— BEGIN —
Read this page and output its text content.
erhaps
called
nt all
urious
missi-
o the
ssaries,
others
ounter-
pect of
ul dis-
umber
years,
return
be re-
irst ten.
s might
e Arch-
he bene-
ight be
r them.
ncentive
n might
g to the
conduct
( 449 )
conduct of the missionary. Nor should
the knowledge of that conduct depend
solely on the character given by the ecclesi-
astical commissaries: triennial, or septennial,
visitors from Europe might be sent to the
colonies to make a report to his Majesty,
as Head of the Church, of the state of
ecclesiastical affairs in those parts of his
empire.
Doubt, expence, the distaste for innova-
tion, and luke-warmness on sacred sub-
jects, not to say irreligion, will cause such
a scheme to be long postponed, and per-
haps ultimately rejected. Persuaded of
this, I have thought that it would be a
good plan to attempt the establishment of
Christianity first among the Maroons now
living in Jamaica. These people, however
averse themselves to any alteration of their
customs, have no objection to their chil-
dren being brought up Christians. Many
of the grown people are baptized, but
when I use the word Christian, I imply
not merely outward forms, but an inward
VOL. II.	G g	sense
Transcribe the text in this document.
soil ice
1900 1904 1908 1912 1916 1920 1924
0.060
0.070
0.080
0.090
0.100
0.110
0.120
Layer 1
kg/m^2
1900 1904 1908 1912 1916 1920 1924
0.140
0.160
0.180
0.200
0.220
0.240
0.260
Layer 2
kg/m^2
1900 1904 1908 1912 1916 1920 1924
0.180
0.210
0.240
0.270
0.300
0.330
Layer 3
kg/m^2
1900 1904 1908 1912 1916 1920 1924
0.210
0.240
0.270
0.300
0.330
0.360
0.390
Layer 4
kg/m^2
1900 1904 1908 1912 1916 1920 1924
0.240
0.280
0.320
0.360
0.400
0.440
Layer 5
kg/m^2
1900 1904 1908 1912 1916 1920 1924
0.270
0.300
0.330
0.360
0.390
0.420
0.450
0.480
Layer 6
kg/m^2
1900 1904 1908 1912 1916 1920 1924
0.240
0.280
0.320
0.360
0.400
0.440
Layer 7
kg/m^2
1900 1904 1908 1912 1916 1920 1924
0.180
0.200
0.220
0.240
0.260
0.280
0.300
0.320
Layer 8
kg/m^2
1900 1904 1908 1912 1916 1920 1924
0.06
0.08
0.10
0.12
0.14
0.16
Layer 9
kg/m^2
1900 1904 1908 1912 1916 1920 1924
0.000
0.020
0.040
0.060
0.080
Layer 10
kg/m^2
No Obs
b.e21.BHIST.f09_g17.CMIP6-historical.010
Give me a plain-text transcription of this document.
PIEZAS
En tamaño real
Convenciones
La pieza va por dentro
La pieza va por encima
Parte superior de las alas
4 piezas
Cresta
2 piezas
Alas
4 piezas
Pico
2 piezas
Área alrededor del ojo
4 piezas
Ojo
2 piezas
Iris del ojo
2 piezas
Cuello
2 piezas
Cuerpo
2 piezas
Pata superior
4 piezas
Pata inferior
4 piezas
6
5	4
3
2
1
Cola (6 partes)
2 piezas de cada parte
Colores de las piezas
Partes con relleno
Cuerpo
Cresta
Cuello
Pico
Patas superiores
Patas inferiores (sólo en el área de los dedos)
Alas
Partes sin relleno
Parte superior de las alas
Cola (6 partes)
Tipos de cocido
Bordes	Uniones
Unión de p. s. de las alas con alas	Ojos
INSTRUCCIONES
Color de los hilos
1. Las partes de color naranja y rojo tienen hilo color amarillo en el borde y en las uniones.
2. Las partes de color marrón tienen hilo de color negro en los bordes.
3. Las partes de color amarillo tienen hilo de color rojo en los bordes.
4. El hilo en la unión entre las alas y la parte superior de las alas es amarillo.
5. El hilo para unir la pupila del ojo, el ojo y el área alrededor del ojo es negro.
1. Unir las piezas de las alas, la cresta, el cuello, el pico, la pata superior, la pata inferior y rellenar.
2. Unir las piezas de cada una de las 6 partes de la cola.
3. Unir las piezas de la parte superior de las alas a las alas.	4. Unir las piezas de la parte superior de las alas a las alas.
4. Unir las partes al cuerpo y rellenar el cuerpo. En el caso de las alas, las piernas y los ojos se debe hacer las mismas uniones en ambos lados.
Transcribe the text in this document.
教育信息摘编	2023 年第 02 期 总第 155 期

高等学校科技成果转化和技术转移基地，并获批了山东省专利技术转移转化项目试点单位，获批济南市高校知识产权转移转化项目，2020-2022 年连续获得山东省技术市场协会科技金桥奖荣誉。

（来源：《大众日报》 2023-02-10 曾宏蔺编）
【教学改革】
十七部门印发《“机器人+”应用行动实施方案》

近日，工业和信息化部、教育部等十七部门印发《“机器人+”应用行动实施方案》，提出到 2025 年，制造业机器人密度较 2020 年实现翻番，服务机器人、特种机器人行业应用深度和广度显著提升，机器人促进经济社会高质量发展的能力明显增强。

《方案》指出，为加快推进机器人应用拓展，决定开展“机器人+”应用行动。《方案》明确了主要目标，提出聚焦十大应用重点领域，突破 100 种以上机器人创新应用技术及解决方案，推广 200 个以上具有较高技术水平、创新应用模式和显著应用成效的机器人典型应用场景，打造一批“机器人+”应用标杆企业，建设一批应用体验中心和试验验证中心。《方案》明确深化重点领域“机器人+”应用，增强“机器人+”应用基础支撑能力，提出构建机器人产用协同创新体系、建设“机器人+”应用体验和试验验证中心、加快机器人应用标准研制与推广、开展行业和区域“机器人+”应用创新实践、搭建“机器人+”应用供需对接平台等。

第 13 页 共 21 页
— END —
* **Your task**
Write out every line from the records above, word for word.

* **Solution to the problem**
Read this page and output its text content.
erhaps
called
nt all
urious
missi-
o the
ssaries,
others
ounter-
pect of
ul dis-
umber
years,
return
be re-
irst ten.
s might
e Arch-
he bene-
ight be
r them.
ncentive
n might
g to the
conduct
( 449 )
conduct of the missionary. Nor should
the knowledge of that conduct depend
solely on the character given by the ecclesi-
astical commissaries: triennial, or septennial,
visitors from Europe might be sent to the
colonies to make a report to his Majesty,
as Head of the Church, of the state of
ecclesiastical affairs in those parts of his
empire.
Doubt, expence, the distaste for innova-
tion, and luke-warmness on sacred sub-
jects, not to say irreligion, will cause such
a scheme to be long postponed, and per-
haps ultimately rejected. Persuaded of
this, I have thought that it would be a
good plan to attempt the establishment of
Christianity first among the Maroons now
living in Jamaica. These people, however
averse themselves to any alteration of their
customs, have no objection to their chil-
dren being brought up Christians. Many
of the grown people are baptized, but
when I use the word Christian, I imply
not merely outward forms, but an inward
VOL. II.	G g	sense
Transcribe the text in this document.
soil ice
1900 1904 1908 1912 1916 1920 1924
0.060
0.070
0.080
0.090
0.100
0.110
0.120
Layer 1
kg/m^2
1900 1904 1908 1912 1916 1920 1924
0.140
0.160
0.180
0.200
0.220
0.240
0.260
Layer 2
kg/m^2
1900 1904 1908 1912 1916 1920 1924
0.180
0.210
0.240
0.270
0.300
0.330
Layer 3
kg/m^2
1900 1904 1908 1912 1916 1920 1924
0.210
0.240
0.270
0.300
0.330
0.360
0.390
Layer 4
kg/m^2
1900 1904 1908 1912 1916 1920 1924
0.240
0.280
0.320
0.360
0.400
0.440
Layer 5
kg/m^2
1900 1904 1908 1912 1916 1920 1924
0.270
0.300
0.330
0.360
0.390
0.420
0.450
0.480
Layer 6
kg/m^2
1900 1904 1908 1912 1916 1920 1924
0.240
0.280
0.320
0.360
0.400
0.440
Layer 7
kg/m^2
1900 1904 1908 1912 1916 1920 1924
0.180
0.200
0.220
0.240
0.260
0.280
0.300
0.320
Layer 8
kg/m^2
1900 1904 1908 1912 1916 1920 1924
0.06
0.08
0.10
0.12
0.14
0.16
Layer 9
kg/m^2
1900 1904 1908 1912 1916 1920 1924
0.000
0.020
0.040
0.060
0.080
Layer 10
kg/m^2
No Obs
b.e21.BHIST.f09_g17.CMIP6-historical.010
Give me a plain-text transcription of this document.
PIEZAS
En tamaño real
Convenciones
La pieza va por dentro
La pieza va por encima
Parte superior de las alas
4 piezas
Cresta
2 piezas
Alas
4 piezas
Pico
2 piezas
Área alrededor del ojo
4 piezas
Ojo
2 piezas
Iris del ojo
2 piezas
Cuello
2 piezas
Cuerpo
2 piezas
Pata superior
4 piezas
Pata inferior
4 piezas
6
5	4
3
2
1
Cola (6 partes)
2 piezas de cada parte
Colores de las piezas
Partes con relleno
Cuerpo
Cresta
Cuello
Pico
Patas superiores
Patas inferiores (sólo en el área de los dedos)
Alas
Partes sin relleno
Parte superior de las alas
Cola (6 partes)
Tipos de cocido
Bordes	Uniones
Unión de p. s. de las alas con alas	Ojos
INSTRUCCIONES
Color de los hilos
1. Las partes de color naranja y rojo tienen hilo color amarillo en el borde y en las uniones.
2. Las partes de color marrón tienen hilo de color negro en los bordes.
3. Las partes de color amarillo tienen hilo de color rojo en los bordes.
4. El hilo en la unión entre las alas y la parte superior de las alas es amarillo.
5. El hilo para unir la pupila del ojo, el ojo y el área alrededor del ojo es negro.
1. Unir las piezas de las alas, la cresta, el cuello, el pico, la pata superior, la pata inferior y rellenar.
2. Unir las piezas de cada una de las 6 partes de la cola.
3. Unir las piezas de la parte superior de las alas a las alas.	4. Unir las piezas de la parte superior de las alas a las alas.
4. Unir las partes al cuerpo y rellenar el cuerpo. En el caso de las alas, las piernas y los ojos se debe hacer las mismas uniones en ambos lados.
Transcribe the text in this document.
教育信息摘编	2023 年第 02 期 总第 155 期

高等学校科技成果转化和技术转移基地，并获批了山东省专利技术转移转化项目试点单位，获批济南市高校知识产权转移转化项目，2020-2022 年连续获得山东省技术市场协会科技金桥奖荣誉。

（来源：《大众日报》 2023-02-10 曾宏蔺编）
【教学改革】
十七部门印发《“机器人+”应用行动实施方案》

近日，工业和信息化部、教育部等十七部门印发《“机器人+”应用行动实施方案》，提出到 2025 年，制造业机器人密度较 2020 年实现翻番，服务机器人、特种机器人行业应用深度和广度显著提升，机器人促进经济社会高质量发展的能力明显增强。

《方案》指出，为加快推进机器人应用拓展，决定开展“机器人+”应用行动。《方案》明确了主要目标，提出聚焦十大应用重点领域，突破 100 种以上机器人创新应用技术及解决方案，推广 200 个以上具有较高技术水平、创新应用模式和显著应用成效的机器人典型应用场景，打造一批“机器人+”应用标杆企业，建设一批应用体验中心和试验验证中心。《方案》明确深化重点领域“机器人+”应用，增强“机器人+”应用基础支撑能力，提出构建机器人产用协同创新体系、建设“机器人+”应用体验和试验验证中心、加快机器人应用标准研制与推广、开展行业和区域“机器人+”应用创新实践、搭建“机器人+”应用供需对接平台等。

第 13 页 共 21 页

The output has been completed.